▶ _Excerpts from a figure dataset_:
_ _ _ _
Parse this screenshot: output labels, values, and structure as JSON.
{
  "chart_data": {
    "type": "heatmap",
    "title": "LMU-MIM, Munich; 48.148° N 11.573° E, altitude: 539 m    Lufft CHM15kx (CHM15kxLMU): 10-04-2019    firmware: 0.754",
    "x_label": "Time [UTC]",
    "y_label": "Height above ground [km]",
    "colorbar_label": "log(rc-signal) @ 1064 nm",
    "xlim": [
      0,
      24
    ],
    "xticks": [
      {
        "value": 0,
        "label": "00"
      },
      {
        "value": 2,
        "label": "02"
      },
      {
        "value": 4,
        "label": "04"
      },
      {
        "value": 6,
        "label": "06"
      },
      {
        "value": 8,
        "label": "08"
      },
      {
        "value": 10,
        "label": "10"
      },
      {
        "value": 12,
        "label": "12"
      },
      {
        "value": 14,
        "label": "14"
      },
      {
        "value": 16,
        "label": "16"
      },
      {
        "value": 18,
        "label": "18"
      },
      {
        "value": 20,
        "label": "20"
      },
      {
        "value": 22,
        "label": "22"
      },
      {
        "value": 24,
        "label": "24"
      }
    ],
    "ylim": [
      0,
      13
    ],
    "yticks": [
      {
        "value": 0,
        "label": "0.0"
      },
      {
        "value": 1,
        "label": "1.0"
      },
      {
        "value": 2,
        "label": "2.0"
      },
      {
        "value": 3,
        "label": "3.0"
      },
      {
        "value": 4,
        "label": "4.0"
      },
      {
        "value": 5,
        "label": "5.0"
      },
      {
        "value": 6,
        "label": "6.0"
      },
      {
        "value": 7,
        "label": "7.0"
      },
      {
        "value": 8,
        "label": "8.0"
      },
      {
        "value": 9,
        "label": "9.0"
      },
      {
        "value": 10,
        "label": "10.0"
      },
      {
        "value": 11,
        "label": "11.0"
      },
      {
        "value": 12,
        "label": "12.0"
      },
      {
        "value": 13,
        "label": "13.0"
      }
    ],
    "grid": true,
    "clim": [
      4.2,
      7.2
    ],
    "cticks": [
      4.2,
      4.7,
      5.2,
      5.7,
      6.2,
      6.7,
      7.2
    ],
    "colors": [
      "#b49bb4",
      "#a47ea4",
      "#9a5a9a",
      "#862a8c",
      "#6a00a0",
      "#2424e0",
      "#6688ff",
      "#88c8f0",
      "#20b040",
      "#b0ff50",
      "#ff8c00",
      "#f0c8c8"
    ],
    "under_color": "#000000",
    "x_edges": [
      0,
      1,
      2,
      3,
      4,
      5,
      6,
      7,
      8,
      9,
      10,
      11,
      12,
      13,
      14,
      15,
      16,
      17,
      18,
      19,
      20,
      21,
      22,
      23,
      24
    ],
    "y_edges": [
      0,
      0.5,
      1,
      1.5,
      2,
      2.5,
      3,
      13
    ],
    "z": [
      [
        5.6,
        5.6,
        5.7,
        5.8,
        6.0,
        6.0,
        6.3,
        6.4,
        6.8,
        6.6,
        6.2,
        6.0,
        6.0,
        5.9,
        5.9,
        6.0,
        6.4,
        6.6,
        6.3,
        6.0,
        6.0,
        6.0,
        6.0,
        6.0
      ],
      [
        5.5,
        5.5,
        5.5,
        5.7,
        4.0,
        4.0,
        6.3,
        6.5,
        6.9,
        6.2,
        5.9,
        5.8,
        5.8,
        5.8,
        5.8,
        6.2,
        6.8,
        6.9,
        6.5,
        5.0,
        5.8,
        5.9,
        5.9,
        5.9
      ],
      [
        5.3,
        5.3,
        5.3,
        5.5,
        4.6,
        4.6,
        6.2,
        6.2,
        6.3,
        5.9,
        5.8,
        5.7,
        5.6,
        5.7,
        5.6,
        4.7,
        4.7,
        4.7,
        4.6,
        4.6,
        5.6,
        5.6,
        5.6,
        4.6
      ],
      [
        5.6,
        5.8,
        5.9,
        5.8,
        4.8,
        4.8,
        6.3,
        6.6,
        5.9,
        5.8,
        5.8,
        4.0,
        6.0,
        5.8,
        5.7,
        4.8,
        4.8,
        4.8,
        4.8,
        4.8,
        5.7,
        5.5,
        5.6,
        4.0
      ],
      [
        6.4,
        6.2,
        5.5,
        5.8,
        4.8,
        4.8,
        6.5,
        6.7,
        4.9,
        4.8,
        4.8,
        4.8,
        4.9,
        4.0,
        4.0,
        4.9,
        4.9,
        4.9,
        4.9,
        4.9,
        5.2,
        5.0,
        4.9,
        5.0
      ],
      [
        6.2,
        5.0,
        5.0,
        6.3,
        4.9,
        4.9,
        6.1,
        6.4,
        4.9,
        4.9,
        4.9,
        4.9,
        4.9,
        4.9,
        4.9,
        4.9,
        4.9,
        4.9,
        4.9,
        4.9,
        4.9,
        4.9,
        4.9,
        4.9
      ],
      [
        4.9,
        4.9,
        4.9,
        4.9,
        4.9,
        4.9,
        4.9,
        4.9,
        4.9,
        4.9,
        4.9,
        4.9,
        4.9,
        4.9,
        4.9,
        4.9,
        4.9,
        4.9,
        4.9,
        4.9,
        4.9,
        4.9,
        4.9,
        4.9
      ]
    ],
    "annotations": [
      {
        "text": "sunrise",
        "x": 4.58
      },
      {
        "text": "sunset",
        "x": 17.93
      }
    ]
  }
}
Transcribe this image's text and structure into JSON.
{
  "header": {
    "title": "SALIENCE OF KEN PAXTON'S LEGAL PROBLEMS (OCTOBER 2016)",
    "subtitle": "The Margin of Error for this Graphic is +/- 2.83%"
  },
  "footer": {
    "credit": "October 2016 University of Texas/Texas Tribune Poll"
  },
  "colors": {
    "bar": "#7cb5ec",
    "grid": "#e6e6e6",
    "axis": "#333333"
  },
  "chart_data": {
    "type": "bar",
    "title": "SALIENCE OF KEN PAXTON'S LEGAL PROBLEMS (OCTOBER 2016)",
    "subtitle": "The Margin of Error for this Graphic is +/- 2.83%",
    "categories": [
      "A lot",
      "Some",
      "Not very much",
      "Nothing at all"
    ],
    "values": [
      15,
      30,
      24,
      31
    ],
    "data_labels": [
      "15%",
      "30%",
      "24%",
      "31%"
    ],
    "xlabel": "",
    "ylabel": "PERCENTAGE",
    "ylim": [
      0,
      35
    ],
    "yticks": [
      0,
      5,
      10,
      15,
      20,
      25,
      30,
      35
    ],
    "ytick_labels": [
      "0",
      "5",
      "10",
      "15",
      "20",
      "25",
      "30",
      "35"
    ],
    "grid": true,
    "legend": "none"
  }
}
_ _ _ _
▶ _Problem details_: Write every line of the material above again, exactly.

▶ _Answer to this task_:
Parse this screenshot: output labels, values, and structure as JSON.
{
  "chart_data": {
    "type": "heatmap",
    "title": "LMU-MIM, Munich; 48.148° N 11.573° E, altitude: 539 m    Lufft CHM15kx (CHM15kxLMU): 10-04-2019    firmware: 0.754",
    "x_label": "Time [UTC]",
    "y_label": "Height above ground [km]",
    "colorbar_label": "log(rc-signal) @ 1064 nm",
    "xlim": [
      0,
      24
    ],
    "xticks": [
      {
        "value": 0,
        "label": "00"
      },
      {
        "value": 2,
        "label": "02"
      },
      {
        "value": 4,
        "label": "04"
      },
      {
        "value": 6,
        "label": "06"
      },
      {
        "value": 8,
        "label": "08"
      },
      {
        "value": 10,
        "label": "10"
      },
      {
        "value": 12,
        "label": "12"
      },
      {
        "value": 14,
        "label": "14"
      },
      {
        "value": 16,
        "label": "16"
      },
      {
        "value": 18,
        "label": "18"
      },
      {
        "value": 20,
        "label": "20"
      },
      {
        "value": 22,
        "label": "22"
      },
      {
        "value": 24,
        "label": "24"
      }
    ],
    "ylim": [
      0,
      13
    ],
    "yticks": [
      {
        "value": 0,
        "label": "0.0"
      },
      {
        "value": 1,
        "label": "1.0"
      },
      {
        "value": 2,
        "label": "2.0"
      },
      {
        "value": 3,
        "label": "3.0"
      },
      {
        "value": 4,
        "label": "4.0"
      },
      {
        "value": 5,
        "label": "5.0"
      },
      {
        "value": 6,
        "label": "6.0"
      },
      {
        "value": 7,
        "label": "7.0"
      },
      {
        "value": 8,
        "label": "8.0"
      },
      {
        "value": 9,
        "label": "9.0"
      },
      {
        "value": 10,
        "label": "10.0"
      },
      {
        "value": 11,
        "label": "11.0"
      },
      {
        "value": 12,
        "label": "12.0"
      },
      {
        "value": 13,
        "label": "13.0"
      }
    ],
    "grid": true,
    "clim": [
      4.2,
      7.2
    ],
    "cticks": [
      4.2,
      4.7,
      5.2,
      5.7,
      6.2,
      6.7,
      7.2
    ],
    "colors": [
      "#b49bb4",
      "#a47ea4",
      "#9a5a9a",
      "#862a8c",
      "#6a00a0",
      "#2424e0",
      "#6688ff",
      "#88c8f0",
      "#20b040",
      "#b0ff50",
      "#ff8c00",
      "#f0c8c8"
    ],
    "under_color": "#000000",
    "x_edges": [
      0,
      1,
      2,
      3,
      4,
      5,
      6,
      7,
      8,
      9,
      10,
      11,
      12,
      13,
      14,
      15,
      16,
      17,
      18,
      19,
      20,
      21,
      22,
      23,
      24
    ],
    "y_edges": [
      0,
      0.5,
      1,
      1.5,
      2,
      2.5,
      3,
      13
    ],
    "z": [
      [
        5.6,
        5.6,
        5.7,
        5.8,
        6.0,
        6.0,
        6.3,
        6.4,
        6.8,
        6.6,
        6.2,
        6.0,
        6.0,
        5.9,
        5.9,
        6.0,
        6.4,
        6.6,
        6.3,
        6.0,
        6.0,
        6.0,
        6.0,
        6.0
      ],
      [
        5.5,
        5.5,
        5.5,
        5.7,
        4.0,
        4.0,
        6.3,
        6.5,
        6.9,
        6.2,
        5.9,
        5.8,
        5.8,
        5.8,
        5.8,
        6.2,
        6.8,
        6.9,
        6.5,
        5.0,
        5.8,
        5.9,
        5.9,
        5.9
      ],
      [
        5.3,
        5.3,
        5.3,
        5.5,
        4.6,
        4.6,
        6.2,
        6.2,
        6.3,
        5.9,
        5.8,
        5.7,
        5.6,
        5.7,
        5.6,
        4.7,
        4.7,
        4.7,
        4.6,
        4.6,
        5.6,
        5.6,
        5.6,
        4.6
      ],
      [
        5.6,
        5.8,
        5.9,
        5.8,
        4.8,
        4.8,
        6.3,
        6.6,
        5.9,
        5.8,
        5.8,
        4.0,
        6.0,
        5.8,
        5.7,
        4.8,
        4.8,
        4.8,
        4.8,
        4.8,
        5.7,
        5.5,
        5.6,
        4.0
      ],
      [
        6.4,
        6.2,
        5.5,
        5.8,
        4.8,
        4.8,
        6.5,
        6.7,
        4.9,
        4.8,
        4.8,
        4.8,
        4.9,
        4.0,
        4.0,
        4.9,
        4.9,
        4.9,
        4.9,
        4.9,
        5.2,
        5.0,
        4.9,
        5.0
      ],
      [
        6.2,
        5.0,
        5.0,
        6.3,
        4.9,
        4.9,
        6.1,
        6.4,
        4.9,
        4.9,
        4.9,
        4.9,
        4.9,
        4.9,
        4.9,
        4.9,
        4.9,
        4.9,
        4.9,
        4.9,
        4.9,
        4.9,
        4.9,
        4.9
      ],
      [
        4.9,
        4.9,
        4.9,
        4.9,
        4.9,
        4.9,
        4.9,
        4.9,
        4.9,
        4.9,
        4.9,
        4.9,
        4.9,
        4.9,
        4.9,
        4.9,
        4.9,
        4.9,
        4.9,
        4.9,
        4.9,
        4.9,
        4.9,
        4.9
      ]
    ],
    "annotations": [
      {
        "text": "sunrise",
        "x": 4.58
      },
      {
        "text": "sunset",
        "x": 17.93
      }
    ]
  }
}
Transcribe this image's text and structure into JSON.
{
  "header": {
    "title": "SALIENCE OF KEN PAXTON'S LEGAL PROBLEMS (OCTOBER 2016)",
    "subtitle": "The Margin of Error for this Graphic is +/- 2.83%"
  },
  "footer": {
    "credit": "October 2016 University of Texas/Texas Tribune Poll"
  },
  "colors": {
    "bar": "#7cb5ec",
    "grid": "#e6e6e6",
    "axis": "#333333"
  },
  "chart_data": {
    "type": "bar",
    "title": "SALIENCE OF KEN PAXTON'S LEGAL PROBLEMS (OCTOBER 2016)",
    "subtitle": "The Margin of Error for this Graphic is +/- 2.83%",
    "categories": [
      "A lot",
      "Some",
      "Not very much",
      "Nothing at all"
    ],
    "values": [
      15,
      30,
      24,
      31
    ],
    "data_labels": [
      "15%",
      "30%",
      "24%",
      "31%"
    ],
    "xlabel": "",
    "ylabel": "PERCENTAGE",
    "ylim": [
      0,
      35
    ],
    "yticks": [
      0,
      5,
      10,
      15,
      20,
      25,
      30,
      35
    ],
    "ytick_labels": [
      "0",
      "5",
      "10",
      "15",
      "20",
      "25",
      "30",
      "35"
    ],
    "grid": true,
    "legend": "none"
  }
}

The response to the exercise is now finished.